◆ What is asked
Please write out the complete listing that follows, exactly as it reads.

◆ Excerpted records
####

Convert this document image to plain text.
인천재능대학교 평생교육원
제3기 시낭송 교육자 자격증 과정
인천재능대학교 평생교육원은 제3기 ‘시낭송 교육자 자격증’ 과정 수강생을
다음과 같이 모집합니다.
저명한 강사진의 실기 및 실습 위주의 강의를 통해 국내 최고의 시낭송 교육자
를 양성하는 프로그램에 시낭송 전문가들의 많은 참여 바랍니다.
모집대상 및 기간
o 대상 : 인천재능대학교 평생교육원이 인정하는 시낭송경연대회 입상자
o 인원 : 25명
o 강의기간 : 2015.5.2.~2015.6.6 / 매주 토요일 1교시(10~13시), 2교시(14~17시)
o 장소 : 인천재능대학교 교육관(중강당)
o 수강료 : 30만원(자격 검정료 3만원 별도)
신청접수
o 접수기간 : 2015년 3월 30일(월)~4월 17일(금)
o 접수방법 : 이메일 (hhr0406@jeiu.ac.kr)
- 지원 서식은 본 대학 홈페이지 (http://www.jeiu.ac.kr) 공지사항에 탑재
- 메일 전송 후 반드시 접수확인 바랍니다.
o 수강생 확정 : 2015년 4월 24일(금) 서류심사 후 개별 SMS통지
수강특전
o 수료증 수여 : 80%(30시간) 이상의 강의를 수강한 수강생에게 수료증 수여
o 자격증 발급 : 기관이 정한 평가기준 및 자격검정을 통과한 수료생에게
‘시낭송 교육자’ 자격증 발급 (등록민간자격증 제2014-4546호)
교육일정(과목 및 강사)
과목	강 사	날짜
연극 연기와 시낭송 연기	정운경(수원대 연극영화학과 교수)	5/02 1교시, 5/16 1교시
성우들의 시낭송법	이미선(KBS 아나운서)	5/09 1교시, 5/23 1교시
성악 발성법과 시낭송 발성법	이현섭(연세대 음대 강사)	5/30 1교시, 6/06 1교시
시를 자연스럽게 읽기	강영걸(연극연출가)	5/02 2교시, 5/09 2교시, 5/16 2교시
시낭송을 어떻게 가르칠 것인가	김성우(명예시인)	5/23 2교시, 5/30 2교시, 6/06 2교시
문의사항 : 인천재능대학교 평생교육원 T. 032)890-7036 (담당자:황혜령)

####

◆ Output of the task
Convert this document image to plain text.
인천재능대학교 평생교육원
제3기 시낭송 교육자 자격증 과정
인천재능대학교 평생교육원은 제3기 ‘시낭송 교육자 자격증’ 과정 수강생을
다음과 같이 모집합니다.
저명한 강사진의 실기 및 실습 위주의 강의를 통해 국내 최고의 시낭송 교육자
를 양성하는 프로그램에 시낭송 전문가들의 많은 참여 바랍니다.
모집대상 및 기간
o 대상 : 인천재능대학교 평생교육원이 인정하는 시낭송경연대회 입상자
o 인원 : 25명
o 강의기간 : 2015.5.2.~2015.6.6 / 매주 토요일 1교시(10~13시), 2교시(14~17시)
o 장소 : 인천재능대학교 교육관(중강당)
o 수강료 : 30만원(자격 검정료 3만원 별도)
신청접수
o 접수기간 : 2015년 3월 30일(월)~4월 17일(금)
o 접수방법 : 이메일 (hhr0406@jeiu.ac.kr)
- 지원 서식은 본 대학 홈페이지 (http://www.jeiu.ac.kr) 공지사항에 탑재
- 메일 전송 후 반드시 접수확인 바랍니다.
o 수강생 확정 : 2015년 4월 24일(금) 서류심사 후 개별 SMS통지
수강특전
o 수료증 수여 : 80%(30시간) 이상의 강의를 수강한 수강생에게 수료증 수여
o 자격증 발급 : 기관이 정한 평가기준 및 자격검정을 통과한 수료생에게
‘시낭송 교육자’ 자격증 발급 (등록민간자격증 제2014-4546호)
교육일정(과목 및 강사)
과목	강 사	날짜
연극 연기와 시낭송 연기	정운경(수원대 연극영화학과 교수)	5/02 1교시, 5/16 1교시
성우들의 시낭송법	이미선(KBS 아나운서)	5/09 1교시, 5/23 1교시
성악 발성법과 시낭송 발성법	이현섭(연세대 음대 강사)	5/30 1교시, 6/06 1교시
시를 자연스럽게 읽기	강영걸(연극연출가)	5/02 2교시, 5/09 2교시, 5/16 2교시
시낭송을 어떻게 가르칠 것인가	김성우(명예시인)	5/23 2교시, 5/30 2교시, 6/06 2교시
문의사항 : 인천재능대학교 평생교육원 T. 032)890-7036 (담당자:황혜령)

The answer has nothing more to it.